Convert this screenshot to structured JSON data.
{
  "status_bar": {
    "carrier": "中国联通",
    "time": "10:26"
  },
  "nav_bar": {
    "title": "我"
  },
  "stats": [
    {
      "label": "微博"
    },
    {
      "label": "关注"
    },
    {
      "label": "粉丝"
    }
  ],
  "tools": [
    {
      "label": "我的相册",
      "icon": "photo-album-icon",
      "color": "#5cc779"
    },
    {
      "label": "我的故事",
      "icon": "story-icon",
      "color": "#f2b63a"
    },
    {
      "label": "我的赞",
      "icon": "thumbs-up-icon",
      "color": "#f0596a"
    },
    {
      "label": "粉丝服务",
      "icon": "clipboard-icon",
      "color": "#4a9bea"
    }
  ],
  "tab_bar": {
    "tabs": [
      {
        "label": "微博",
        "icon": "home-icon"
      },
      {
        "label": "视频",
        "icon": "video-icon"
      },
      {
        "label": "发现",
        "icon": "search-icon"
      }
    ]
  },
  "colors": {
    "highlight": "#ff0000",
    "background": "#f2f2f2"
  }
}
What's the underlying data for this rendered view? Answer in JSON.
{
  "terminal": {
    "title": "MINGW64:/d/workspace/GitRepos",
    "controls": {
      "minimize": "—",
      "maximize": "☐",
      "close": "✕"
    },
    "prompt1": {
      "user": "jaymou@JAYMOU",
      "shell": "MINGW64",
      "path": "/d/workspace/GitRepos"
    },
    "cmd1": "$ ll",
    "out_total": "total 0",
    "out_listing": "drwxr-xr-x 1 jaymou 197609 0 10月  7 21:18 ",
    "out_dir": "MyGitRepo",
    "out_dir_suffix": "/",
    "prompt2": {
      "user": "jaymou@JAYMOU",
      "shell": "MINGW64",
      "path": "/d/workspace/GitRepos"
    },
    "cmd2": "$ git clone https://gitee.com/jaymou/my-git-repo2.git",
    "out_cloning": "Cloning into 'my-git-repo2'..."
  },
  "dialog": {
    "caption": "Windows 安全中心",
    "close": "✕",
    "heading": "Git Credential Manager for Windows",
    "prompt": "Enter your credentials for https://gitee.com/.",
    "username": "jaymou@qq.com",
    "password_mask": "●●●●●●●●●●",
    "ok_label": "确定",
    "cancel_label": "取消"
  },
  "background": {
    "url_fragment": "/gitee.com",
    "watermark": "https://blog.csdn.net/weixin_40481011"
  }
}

● EXERCISE
Gather every line from the listing above in which the word "this" appears.

● CORRECT OUTPUT
Convert this screenshot to structured JSON data.
What's the underlying data for this rendered view? Answer in JSON.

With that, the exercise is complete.